• **Exercise**
Tell how many lines include the string "this". Answer with a single number.

• **Records to process**

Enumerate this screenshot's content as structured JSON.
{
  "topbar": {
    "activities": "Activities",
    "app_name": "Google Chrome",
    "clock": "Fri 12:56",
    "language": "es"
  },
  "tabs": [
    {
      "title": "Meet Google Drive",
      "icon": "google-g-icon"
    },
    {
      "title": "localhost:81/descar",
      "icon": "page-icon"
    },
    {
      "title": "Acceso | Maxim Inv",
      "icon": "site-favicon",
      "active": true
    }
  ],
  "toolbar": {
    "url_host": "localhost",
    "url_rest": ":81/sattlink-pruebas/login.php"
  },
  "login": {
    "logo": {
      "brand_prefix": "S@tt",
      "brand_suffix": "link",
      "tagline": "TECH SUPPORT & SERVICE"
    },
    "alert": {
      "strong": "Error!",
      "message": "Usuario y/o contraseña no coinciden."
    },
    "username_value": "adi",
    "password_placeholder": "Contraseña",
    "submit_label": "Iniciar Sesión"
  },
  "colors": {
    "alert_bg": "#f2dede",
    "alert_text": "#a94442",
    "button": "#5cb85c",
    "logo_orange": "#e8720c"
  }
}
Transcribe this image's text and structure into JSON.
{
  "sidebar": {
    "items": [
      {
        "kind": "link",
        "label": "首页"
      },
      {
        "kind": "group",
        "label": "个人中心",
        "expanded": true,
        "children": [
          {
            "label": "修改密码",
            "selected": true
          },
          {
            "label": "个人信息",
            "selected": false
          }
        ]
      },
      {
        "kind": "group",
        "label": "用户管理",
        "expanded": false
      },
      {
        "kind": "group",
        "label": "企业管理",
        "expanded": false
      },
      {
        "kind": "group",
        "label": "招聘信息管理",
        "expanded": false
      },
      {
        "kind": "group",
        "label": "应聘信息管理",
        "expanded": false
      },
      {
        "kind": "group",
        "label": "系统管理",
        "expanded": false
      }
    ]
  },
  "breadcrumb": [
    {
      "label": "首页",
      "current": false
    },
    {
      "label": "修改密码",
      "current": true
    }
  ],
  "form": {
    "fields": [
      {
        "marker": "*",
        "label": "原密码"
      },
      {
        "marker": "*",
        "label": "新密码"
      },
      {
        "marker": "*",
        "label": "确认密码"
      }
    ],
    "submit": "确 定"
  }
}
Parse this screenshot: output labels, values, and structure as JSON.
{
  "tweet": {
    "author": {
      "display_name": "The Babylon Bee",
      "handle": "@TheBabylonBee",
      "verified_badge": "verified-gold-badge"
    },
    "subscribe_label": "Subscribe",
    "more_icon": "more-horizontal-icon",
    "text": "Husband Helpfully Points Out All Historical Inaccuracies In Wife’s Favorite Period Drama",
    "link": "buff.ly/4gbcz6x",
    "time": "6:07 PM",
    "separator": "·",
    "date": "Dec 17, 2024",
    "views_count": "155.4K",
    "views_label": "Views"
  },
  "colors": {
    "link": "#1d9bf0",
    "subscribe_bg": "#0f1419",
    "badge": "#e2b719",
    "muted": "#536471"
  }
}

• **Written response**
3